EXERCISE INSTRUCTIONS:
Would you repeat the listing exactly but omit every picture?

DATASET RECORDS:
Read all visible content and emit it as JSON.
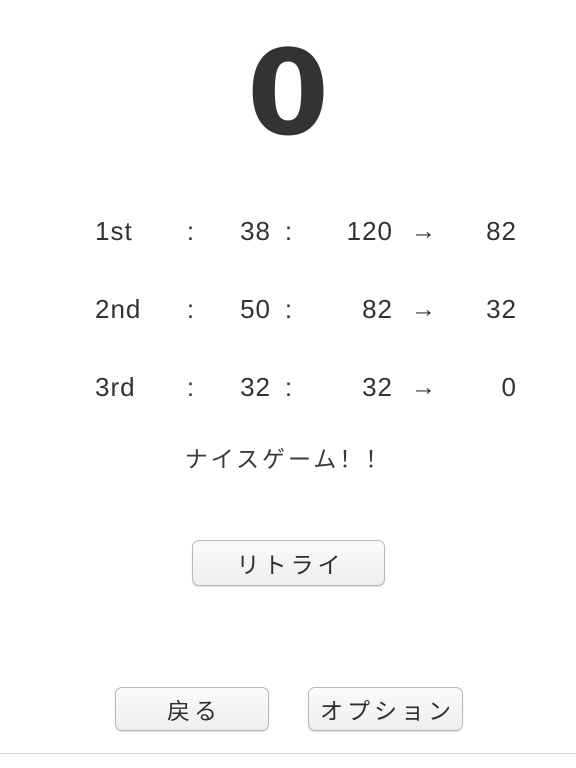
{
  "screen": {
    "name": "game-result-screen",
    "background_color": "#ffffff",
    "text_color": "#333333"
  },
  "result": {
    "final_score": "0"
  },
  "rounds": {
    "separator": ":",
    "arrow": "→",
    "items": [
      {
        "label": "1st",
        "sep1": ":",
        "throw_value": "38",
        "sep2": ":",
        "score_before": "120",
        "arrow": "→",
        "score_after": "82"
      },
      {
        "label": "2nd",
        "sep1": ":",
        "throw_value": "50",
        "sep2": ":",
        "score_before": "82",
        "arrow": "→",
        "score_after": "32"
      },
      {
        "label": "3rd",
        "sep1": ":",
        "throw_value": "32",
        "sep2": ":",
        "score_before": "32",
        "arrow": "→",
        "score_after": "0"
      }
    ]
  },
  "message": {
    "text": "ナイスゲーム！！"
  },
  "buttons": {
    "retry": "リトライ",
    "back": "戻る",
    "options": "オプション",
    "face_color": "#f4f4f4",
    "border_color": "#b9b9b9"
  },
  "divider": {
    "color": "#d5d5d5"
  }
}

TASK ANSWER:
Read all visible content and emit it as JSON.
{
  "screen": {
    "name": "game-result-screen",
    "background_color": "#ffffff",
    "text_color": "#333333"
  },
  "result": {
    "final_score": "0"
  },
  "rounds": {
    "separator": ":",
    "arrow": "→",
    "items": [
      {
        "label": "1st",
        "sep1": ":",
        "throw_value": "38",
        "sep2": ":",
        "score_before": "120",
        "arrow": "→",
        "score_after": "82"
      },
      {
        "label": "2nd",
        "sep1": ":",
        "throw_value": "50",
        "sep2": ":",
        "score_before": "82",
        "arrow": "→",
        "score_after": "32"
      },
      {
        "label": "3rd",
        "sep1": ":",
        "throw_value": "32",
        "sep2": ":",
        "score_before": "32",
        "arrow": "→",
        "score_after": "0"
      }
    ]
  },
  "message": {
    "text": "ナイスゲーム！！"
  },
  "buttons": {
    "retry": "リトライ",
    "back": "戻る",
    "options": "オプション",
    "face_color": "#f4f4f4",
    "border_color": "#b9b9b9"
  },
  "divider": {
    "color": "#d5d5d5"
  }
}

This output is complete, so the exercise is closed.